─── Materiale del compito ───
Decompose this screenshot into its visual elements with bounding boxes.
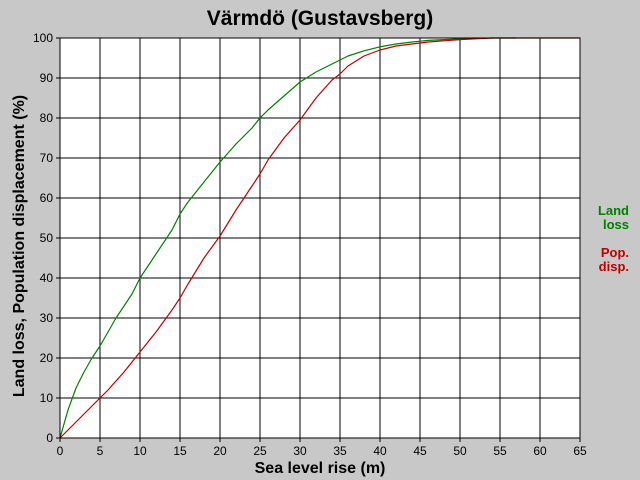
x-tick-label: 55 — [493, 444, 507, 458]
legend-pop-disp-line-1: Pop. — [601, 245, 629, 260]
y-tick-label: 20 — [40, 351, 54, 365]
land-loss-line — [59, 37, 516, 439]
x-tick-label: 20 — [213, 444, 227, 458]
x-tick-label: 10 — [133, 444, 147, 458]
legend-pop-disp-line-2: disp. — [599, 259, 629, 274]
x-tick-label: 0 — [57, 444, 64, 458]
legend-land-loss-line-1: Land — [598, 203, 629, 218]
chart-title: Värmdö (Gustavsberg) — [207, 7, 433, 30]
x-tick-label: 5 — [97, 444, 104, 458]
y-tick-label: 40 — [40, 271, 54, 285]
y-tick-label: 50 — [40, 231, 54, 245]
ticks: 0 5 10 15 20 25 30 35 40 45 50 55 60 65 0 10 20 30 40 50 60 7… — [33, 31, 587, 458]
x-tick-label: 40 — [373, 444, 387, 458]
x-axis-label: Sea level rise (m) — [255, 460, 386, 477]
x-tick-label: 65 — [573, 444, 587, 458]
x-tick-label: 25 — [253, 444, 267, 458]
x-tick-label: 60 — [533, 444, 547, 458]
x-tick-label: 35 — [333, 444, 347, 458]
y-tick-label: 60 — [40, 191, 54, 205]
y-tick-label: 90 — [40, 71, 54, 85]
y-tick-label: 0 — [46, 431, 53, 445]
y-tick-label: 100 — [33, 31, 53, 45]
y-axis-label: Land loss, Population displacement (%) — [11, 95, 28, 397]
y-tick-label: 70 — [40, 151, 54, 165]
y-tick-label: 30 — [40, 311, 54, 325]
x-tick-label: 45 — [413, 444, 427, 458]
legend: Land loss Pop. disp. — [598, 203, 629, 274]
x-tick-label: 30 — [293, 444, 307, 458]
x-tick-label: 15 — [173, 444, 187, 458]
y-tick-label: 80 — [40, 111, 54, 125]
legend-land-loss-line-2: loss — [603, 217, 629, 232]
x-tick-label: 50 — [453, 444, 467, 458]
y-tick-label: 10 — [40, 391, 54, 405]
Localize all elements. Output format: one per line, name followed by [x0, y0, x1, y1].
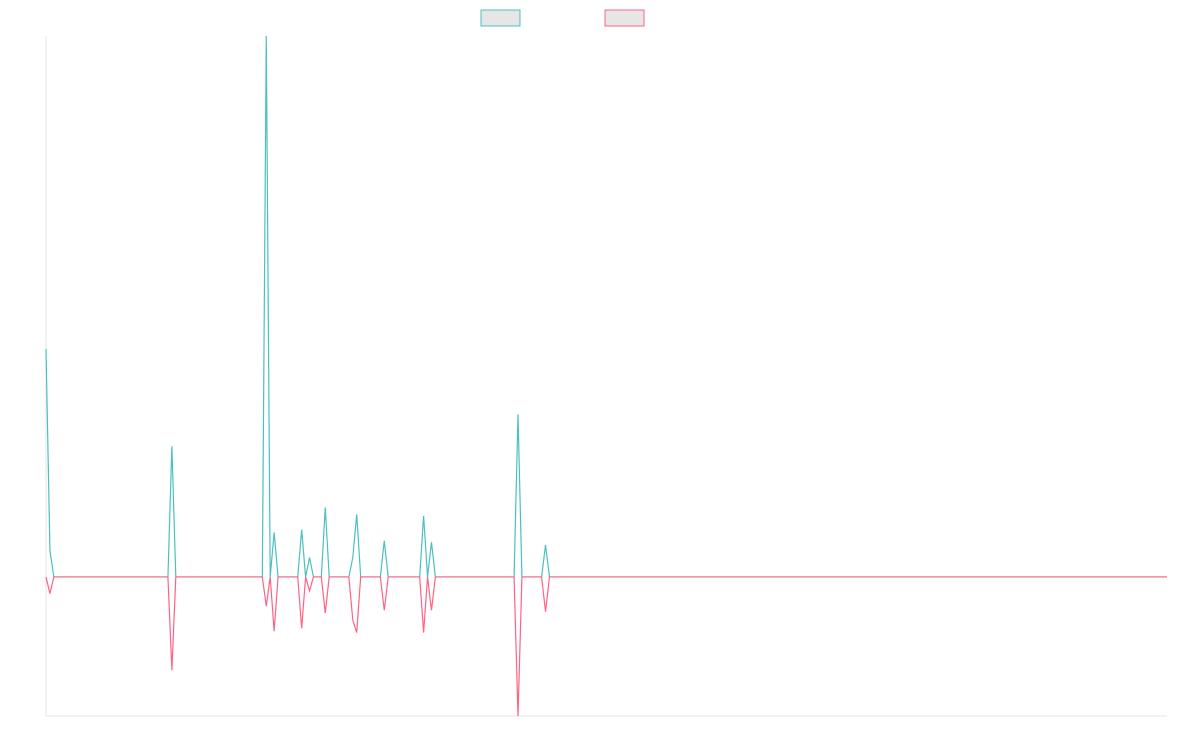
- series-line: [45, 576, 1167, 717]
- series-line: [45, 35, 1167, 578]
- legend-swatch: [604, 9, 645, 27]
- legend-swatch: [480, 9, 521, 27]
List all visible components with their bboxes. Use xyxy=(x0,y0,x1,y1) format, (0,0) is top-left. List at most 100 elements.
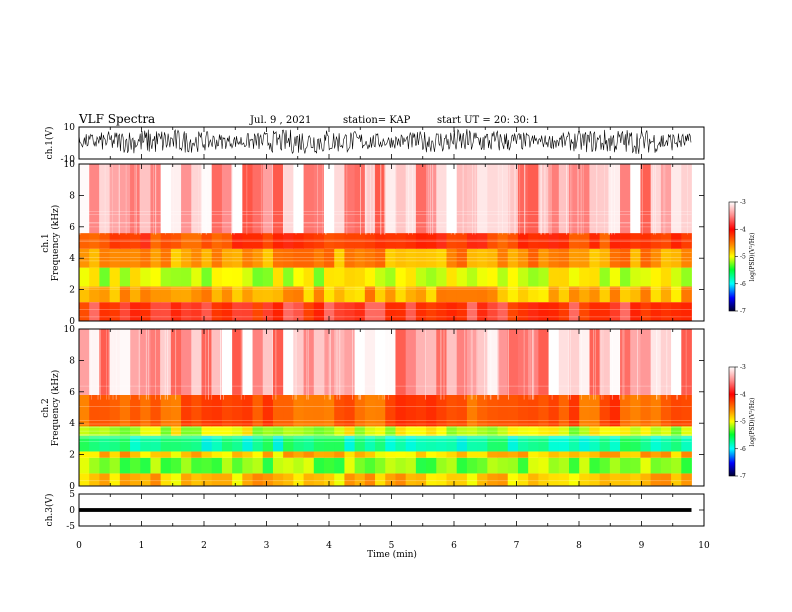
spectrogram-band-cell xyxy=(232,267,243,287)
spectrogram-band-cell xyxy=(375,457,386,474)
spectrogram-band-cell xyxy=(150,329,162,395)
spectrogram-band-cell xyxy=(191,233,202,249)
spectrogram-band-cell xyxy=(671,302,682,321)
spectrogram-band-cell xyxy=(272,248,284,268)
spectrogram-band-cell xyxy=(569,302,580,321)
spectrogram-band-cell xyxy=(599,451,611,458)
spectrogram-band-cell xyxy=(650,267,662,287)
spectrogram-band-cell xyxy=(324,267,335,287)
spectrogram-band-cell xyxy=(548,248,560,268)
spectrogram-band-cell xyxy=(671,233,682,249)
spectrogram-band-cell xyxy=(221,451,233,458)
spectrogram-band-cell xyxy=(609,286,621,303)
spectrogram-band-cell xyxy=(283,473,294,486)
spectrogram-band-cell xyxy=(507,164,519,234)
spectrogram-band-cell xyxy=(548,233,560,249)
spectrogram-band-cell xyxy=(293,457,304,474)
spectrogram-band-cell xyxy=(242,164,253,234)
spectrogram-band-cell xyxy=(293,248,304,268)
spectrogram-band-cell xyxy=(599,473,611,486)
spectrogram-band-cell xyxy=(89,233,100,249)
spectrogram-band-cell xyxy=(569,329,580,395)
colorbar-tick-label: -5 xyxy=(740,254,746,261)
spectrogram-band-cell xyxy=(334,286,345,303)
spectrogram-band-cell xyxy=(558,302,570,321)
spectrogram-band-cell xyxy=(671,473,682,486)
spectrogram-band-cell xyxy=(650,473,662,486)
spectrogram-band-cell xyxy=(99,248,111,268)
spectrogram-band-cell xyxy=(569,267,580,287)
x-tick-label: 0 xyxy=(76,541,82,551)
spectrogram-band-cell xyxy=(119,248,131,268)
spectrogram-band-cell xyxy=(558,233,570,249)
spectrogram-band-cell xyxy=(517,233,529,249)
spectrogram-band-cell xyxy=(426,394,437,427)
spectrogram-band-cell xyxy=(569,457,580,474)
spectrogram-band-cell xyxy=(456,451,468,458)
spectrogram-band-cell xyxy=(569,473,580,486)
spectrogram-band-cell xyxy=(201,302,213,321)
spectrogram-band-cell xyxy=(140,394,151,427)
spectrogram-band-cell xyxy=(681,164,692,234)
spectrogram-band-cell xyxy=(415,329,427,395)
spectrogram-band-cell xyxy=(446,435,458,452)
colorbar-tick-label: -4 xyxy=(740,391,746,398)
spectrogram-band-cell xyxy=(272,394,284,427)
spectrogram-band-cell xyxy=(405,164,417,234)
spectrogram-band-cell xyxy=(681,248,692,268)
spectrogram-band-cell xyxy=(548,473,560,486)
ch1-spectrogram-ticks: 0 2 4 6 8 10 xyxy=(64,160,705,327)
spectrogram-band-cell xyxy=(415,394,427,427)
spectrogram-band-cell xyxy=(272,164,284,234)
spectrogram-band-cell xyxy=(517,164,529,234)
spectrogram-band-cell xyxy=(609,394,621,427)
spectrogram-band-cell xyxy=(517,302,529,321)
spectrogram-band-cell xyxy=(79,164,90,234)
spectrogram-band-cell xyxy=(221,286,233,303)
spectrogram-band-cell xyxy=(140,473,151,486)
spectrogram-band-cell xyxy=(569,394,580,427)
x-tick-label: 6 xyxy=(451,541,457,551)
spectrogram-band-cell xyxy=(507,394,519,427)
spectrogram-band-cell xyxy=(211,473,223,486)
spectrogram-band-cell xyxy=(517,248,529,268)
spectrogram-band-cell xyxy=(385,233,396,249)
spectrogram-band-cell xyxy=(211,435,223,452)
spectrogram-band-cell xyxy=(538,394,549,427)
spectrogram-band-cell xyxy=(170,394,182,427)
spectrogram-band-cell xyxy=(242,248,253,268)
spectrogram-band-cell xyxy=(344,286,356,303)
spectrogram-band-cell xyxy=(579,394,590,427)
spectrogram-band-cell xyxy=(293,473,304,486)
spectrogram-band-cell xyxy=(599,394,611,427)
spectrogram-band-cell xyxy=(221,329,233,395)
spectrogram-band-cell xyxy=(650,435,662,452)
spectrogram-band-cell xyxy=(589,394,601,427)
spectrogram-band-cell xyxy=(405,394,417,427)
spectrogram-band-cell xyxy=(201,473,213,486)
spectrogram-band-cell xyxy=(589,302,601,321)
y-tick-label: 6 xyxy=(69,223,75,233)
spectrogram-band-cell xyxy=(140,302,151,321)
spectrogram-band-cell xyxy=(579,435,590,452)
spectrogram-band-cell xyxy=(150,267,162,287)
spectrogram-band-cell xyxy=(324,473,335,486)
spectrogram-band-cell xyxy=(191,329,202,395)
ch2-colorbar-label: log(PSD)(V²/Hz) xyxy=(749,398,756,447)
spectrogram-band-cell xyxy=(538,329,549,395)
spectrogram-band-cell xyxy=(385,473,396,486)
spectrogram-band-cell xyxy=(548,267,560,287)
spectrogram-band-cell xyxy=(415,164,427,234)
spectrogram-band-cell xyxy=(497,435,509,452)
spectrogram-band-cell xyxy=(201,451,213,458)
spectrogram-band-cell xyxy=(354,286,366,303)
spectrogram-band-cell xyxy=(242,233,253,249)
spectrogram-band-cell xyxy=(313,233,325,249)
spectrogram-band-cell xyxy=(89,394,100,427)
ch1-colorbar-scale xyxy=(728,201,736,312)
spectrogram-band-cell xyxy=(507,233,519,249)
spectrogram-band-cell xyxy=(477,473,488,486)
spectrogram-band-cell xyxy=(426,248,437,268)
start-time-label: start UT = 20: 30: 1 xyxy=(437,115,539,126)
spectrogram-band-cell xyxy=(548,329,560,395)
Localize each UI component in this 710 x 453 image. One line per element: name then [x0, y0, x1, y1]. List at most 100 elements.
───
Compito richiesto
Nell'elenco, sostituisci "spectrogram-band-cell" con "band-cell" nella parte che comincia con la riga contenente "spectrogram-band-cell xyxy=(232,267,243,287)" e finisce con quella contenente "colorbar-tick-label: -5 xyxy=(740,254,746,261)". Riporta soltanto queste righe, lasciando tutto il resto invariato.

Risposta attesa
band-cell xyxy=(232,267,243,287)
band-cell xyxy=(375,457,386,474)
band-cell xyxy=(150,329,162,395)
band-cell xyxy=(191,233,202,249)
band-cell xyxy=(671,302,682,321)
band-cell xyxy=(272,248,284,268)
band-cell xyxy=(569,302,580,321)
band-cell xyxy=(599,451,611,458)
band-cell xyxy=(650,267,662,287)
band-cell xyxy=(324,267,335,287)
band-cell xyxy=(548,248,560,268)
band-cell xyxy=(671,233,682,249)
band-cell xyxy=(221,451,233,458)
band-cell xyxy=(609,286,621,303)
band-cell xyxy=(283,473,294,486)
band-cell xyxy=(507,164,519,234)
band-cell xyxy=(548,233,560,249)
band-cell xyxy=(293,457,304,474)
band-cell xyxy=(242,164,253,234)
band-cell xyxy=(293,248,304,268)
band-cell xyxy=(599,473,611,486)
band-cell xyxy=(89,233,100,249)
band-cell xyxy=(569,329,580,395)
colorbar-tick-label: -5 xyxy=(740,254,746,261)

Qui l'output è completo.